[Problem description] Count the lines in the data below that contain the string "Excitation", treating uppercase and lowercase as different, and give only the number.

# start of Data rows

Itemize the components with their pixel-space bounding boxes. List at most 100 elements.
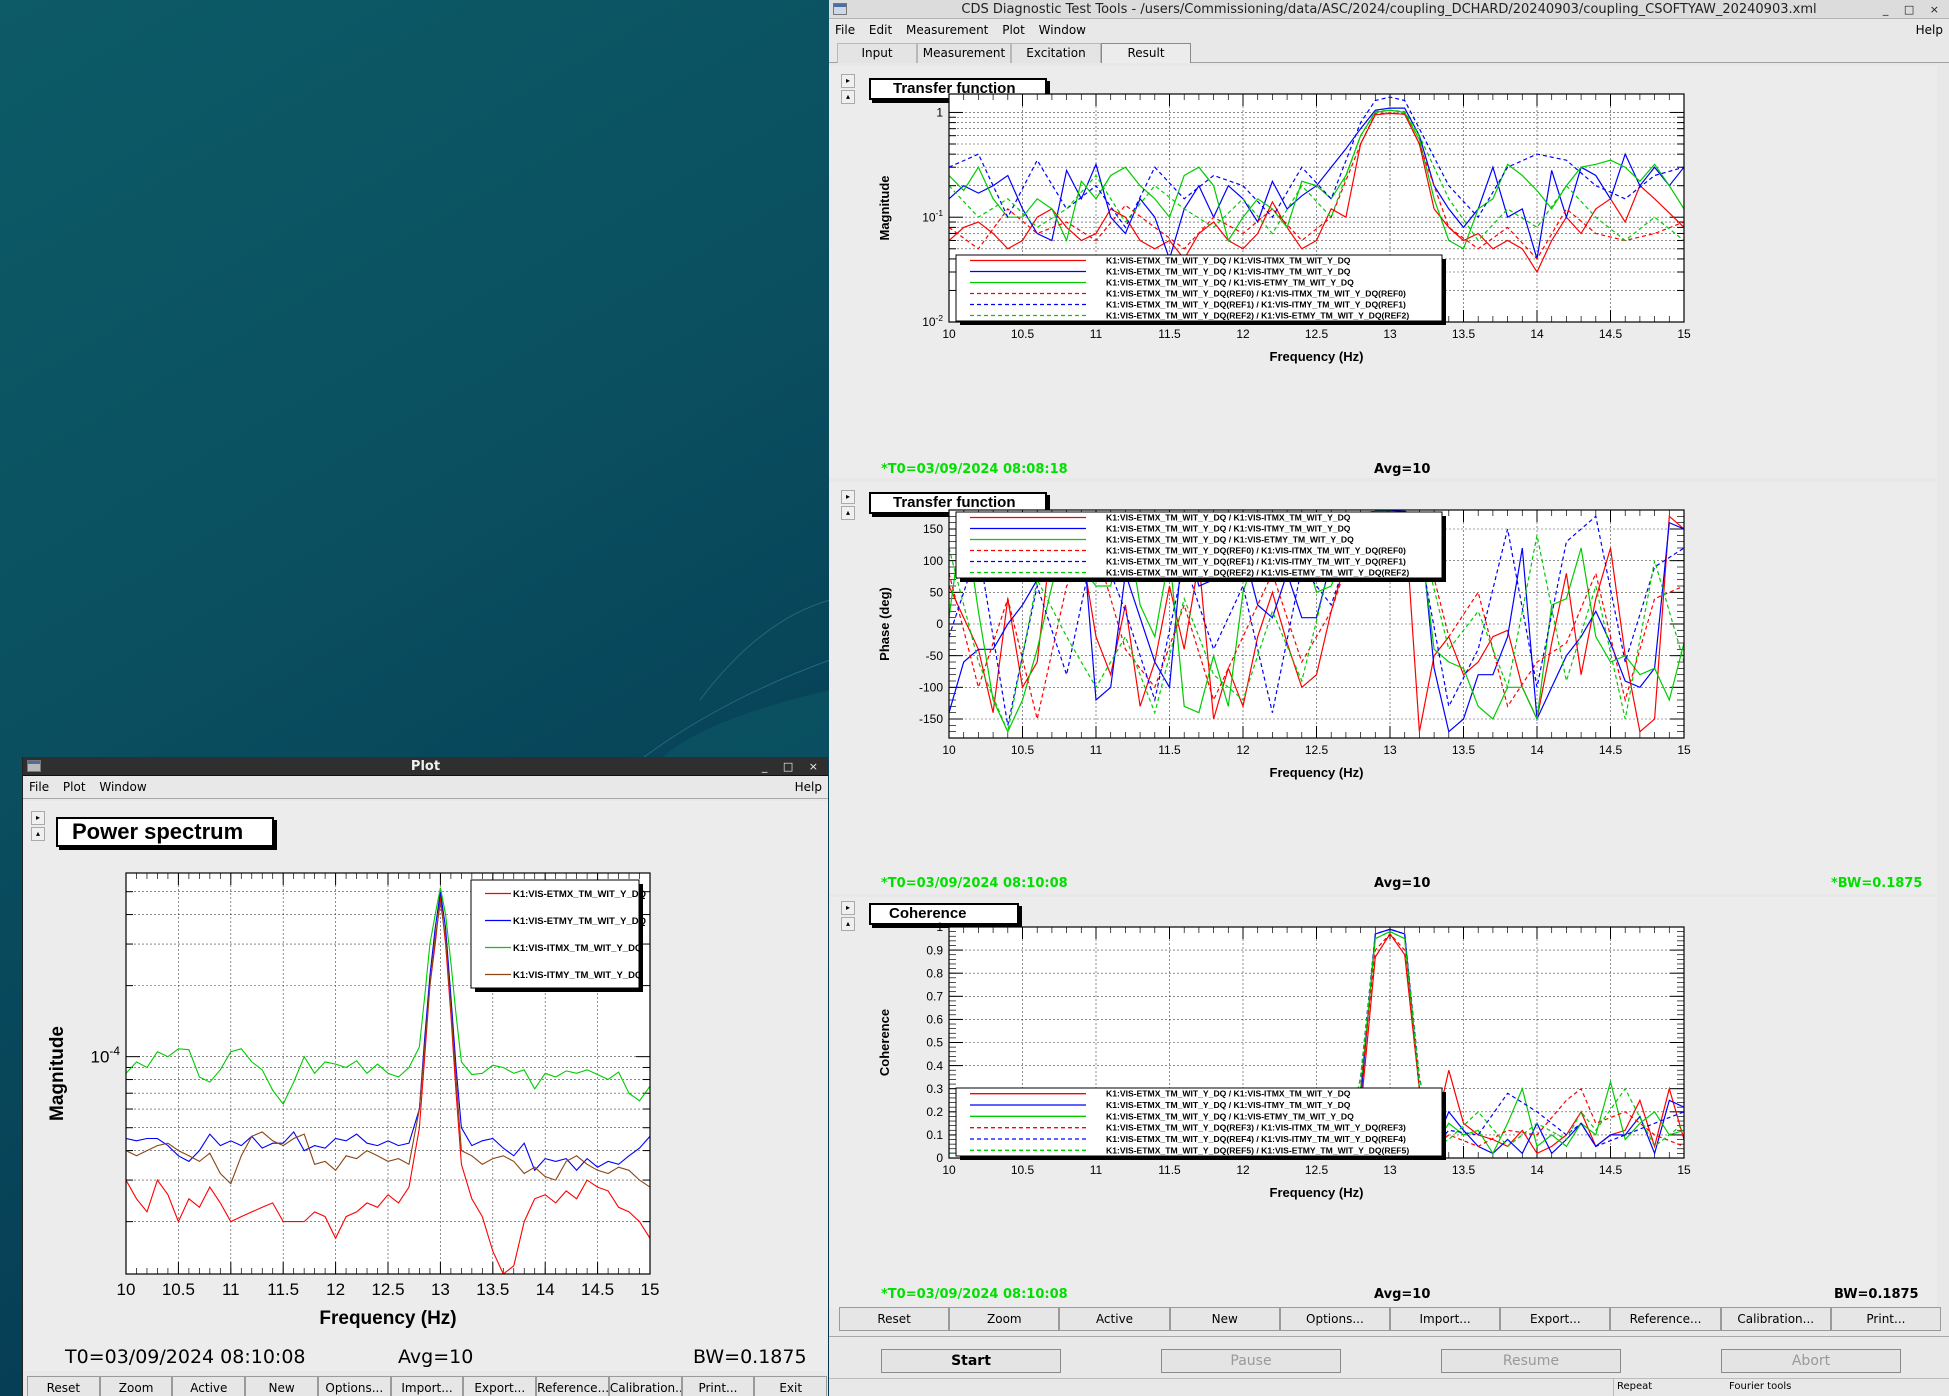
x-tick-label: 11.5	[267, 1280, 299, 1299]
x-tick-label: 10.5	[1011, 327, 1035, 341]
menu-file[interactable]: File	[835, 23, 855, 37]
menu-measurement[interactable]: Measurement	[906, 23, 988, 37]
y-tick-label: 10-4	[91, 1044, 121, 1067]
x-tick-label: 13.5	[476, 1280, 509, 1299]
legend-entry: K1:VIS-ETMX_TM_WIT_Y_DQ / K1:VIS-ITMY_TM…	[1106, 524, 1351, 534]
x-axis-label: Frequency (Hz)	[1270, 1185, 1364, 1200]
active-button[interactable]: Active	[172, 1376, 246, 1396]
main-tabs: Input Measurement Excitation Result	[829, 41, 1949, 63]
import-button[interactable]: Import...	[390, 1376, 464, 1396]
pause-button[interactable]: Pause	[1161, 1349, 1341, 1373]
statusbar: Repeat Fourier tools	[829, 1378, 1949, 1396]
bw-label: *BW=0.1875	[1831, 876, 1923, 891]
x-tick-label: 12.5	[1305, 1163, 1329, 1177]
plot-titlebar[interactable]: Plot _ □ ×	[23, 757, 828, 776]
options-button[interactable]: Options...	[317, 1376, 391, 1396]
status-repeat: Repeat	[1617, 1381, 1653, 1392]
legend-entry: K1:VIS-ETMX_TM_WIT_Y_DQ / K1:VIS-ITMX_TM…	[1106, 513, 1351, 523]
reference-button[interactable]: Reference...	[1610, 1307, 1721, 1331]
legend-entry: K1:VIS-ETMX_TM_WIT_Y_DQ(REF0) / K1:VIS-I…	[1106, 546, 1406, 556]
x-tick-label: 14	[536, 1280, 555, 1299]
menu-window[interactable]: Window	[1039, 23, 1086, 37]
status-fourier-tools: Fourier tools	[1729, 1381, 1792, 1392]
tab-result[interactable]: Result	[1101, 43, 1191, 63]
menu-window[interactable]: Window	[99, 780, 146, 794]
legend-entry: K1:VIS-ETMX_TM_WIT_Y_DQ / K1:VIS-ITMY_TM…	[1106, 267, 1351, 277]
x-axis-label: Frequency (Hz)	[319, 1308, 456, 1329]
exit-button[interactable]: Exit	[754, 1376, 828, 1396]
legend-entry: K1:VIS-ETMX_TM_WIT_Y_DQ(REF3) / K1:VIS-I…	[1106, 1123, 1406, 1133]
window-controls-icon[interactable]: _ □ ×	[1883, 0, 1945, 19]
y-tick-label: 0.4	[926, 1059, 943, 1073]
calibration-button[interactable]: Calibration...	[608, 1376, 682, 1396]
x-tick-label: 12.5	[371, 1280, 404, 1299]
y-axis-label: Phase (deg)	[877, 587, 892, 661]
x-tick-label: 15	[641, 1280, 660, 1299]
magnitude-chart[interactable]: 10 10.5 11 11.5 12 12.5 13 13.5 14 14.5 15 10-2 10-1…	[829, 66, 1937, 478]
x-tick-label: 12.5	[1305, 327, 1329, 341]
y-tick-label: 150	[923, 522, 943, 536]
main-menubar: File Edit Measurement Plot Window Help	[829, 19, 1949, 41]
y-tick-label: 0.9	[926, 943, 943, 957]
phase-chart[interactable]: 10 10.5 11 11.5 12 12.5 13 13.5 14 14.5 15 -150 -100…	[829, 482, 1937, 894]
coherence-chart[interactable]: 10 10.5 11 11.5 12 12.5 13 13.5 14 14.5 1500.10.20…	[829, 897, 1937, 1309]
y-tick-label: 10-1	[922, 208, 943, 224]
plot-window: Plot _ □ × File Plot Window Help ▸ ▴ Powe…	[22, 757, 828, 1396]
export-button[interactable]: Export...	[1500, 1307, 1611, 1331]
resume-button[interactable]: Resume	[1441, 1349, 1621, 1373]
print-button[interactable]: Print...	[1830, 1307, 1942, 1331]
window-controls-icon[interactable]: _ □ ×	[762, 757, 824, 776]
x-tick-label: 15	[1677, 1163, 1691, 1177]
print-button[interactable]: Print...	[681, 1376, 755, 1396]
x-tick-label: 11.5	[1158, 1163, 1181, 1177]
menu-plot[interactable]: Plot	[63, 780, 86, 794]
x-tick-label: 10.5	[1011, 743, 1035, 757]
reset-button[interactable]: Reset	[27, 1376, 100, 1396]
plot-panel-phase: ▸ ▴ Transfer function 10 10.5 11 11.5 12 12.5 1…	[829, 482, 1937, 894]
desktop-wallpaper	[639, 599, 830, 760]
legend-entry: K1:VIS-ETMX_TM_WIT_Y_DQ(REF2) / K1:VIS-E…	[1106, 568, 1409, 578]
import-button[interactable]: Import...	[1390, 1307, 1501, 1331]
tab-excitation[interactable]: Excitation	[1011, 43, 1101, 63]
start-button[interactable]: Start	[881, 1349, 1061, 1373]
y-tick-label: -150	[919, 712, 943, 726]
x-tick-label: 13.5	[1452, 327, 1476, 341]
new-button[interactable]: New	[1169, 1307, 1280, 1331]
menu-file[interactable]: File	[29, 780, 49, 794]
calibration-button[interactable]: Calibration...	[1720, 1307, 1831, 1331]
zoom-button[interactable]: Zoom	[949, 1307, 1060, 1331]
zoom-button[interactable]: Zoom	[99, 1376, 173, 1396]
avg-label: Avg=10	[398, 1346, 474, 1368]
x-tick-label: 10	[942, 1163, 956, 1177]
x-tick-label: 14.5	[1599, 327, 1623, 341]
menu-help[interactable]: Help	[795, 776, 822, 798]
options-button[interactable]: Options...	[1279, 1307, 1391, 1331]
legend-entry: K1:VIS-ETMX_TM_WIT_Y_DQ / K1:VIS-ETMY_TM…	[1106, 1111, 1354, 1121]
t0-label: *T0=03/09/2024 08:10:08	[881, 1287, 1068, 1302]
x-tick-label: 13	[1383, 743, 1397, 757]
legend-entry: K1:VIS-ETMX_TM_WIT_Y_DQ(REF4) / K1:VIS-I…	[1106, 1134, 1406, 1144]
reset-button[interactable]: Reset	[839, 1307, 950, 1331]
x-tick-label: 14.5	[1599, 1163, 1623, 1177]
tab-input[interactable]: Input	[837, 43, 917, 63]
x-tick-label: 10	[117, 1280, 136, 1299]
main-titlebar[interactable]: CDS Diagnostic Test Tools - /users/Commi…	[829, 0, 1949, 19]
plot-separator	[23, 798, 828, 799]
menu-edit[interactable]: Edit	[869, 23, 892, 37]
new-button[interactable]: New	[245, 1376, 318, 1396]
export-button[interactable]: Export...	[463, 1376, 537, 1396]
power-spectrum-chart[interactable]: 10 10.5 11 11.5 12 12.5 13 13.5 14 14.5 15 10-4 Freq…	[23, 801, 828, 1371]
x-tick-label: 11	[1090, 1163, 1103, 1177]
reference-button[interactable]: Reference...	[536, 1376, 609, 1396]
tab-measurement[interactable]: Measurement	[917, 43, 1011, 63]
active-button[interactable]: Active	[1059, 1307, 1170, 1331]
abort-button[interactable]: Abort	[1721, 1349, 1901, 1373]
x-axis-label: Frequency (Hz)	[1270, 765, 1364, 780]
menu-plot[interactable]: Plot	[1002, 23, 1025, 37]
x-tick-label: 14.5	[581, 1280, 614, 1299]
t0-label: *T0=03/09/2024 08:08:18	[881, 462, 1068, 477]
t0-label: T0=03/09/2024 08:10:08	[65, 1346, 306, 1368]
avg-label: Avg=10	[1374, 876, 1431, 891]
menu-help[interactable]: Help	[1916, 19, 1943, 41]
legend-entry: K1:VIS-ETMY_TM_WIT_Y_DQ	[513, 916, 646, 927]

# end of Data rows

[Response to the task] 2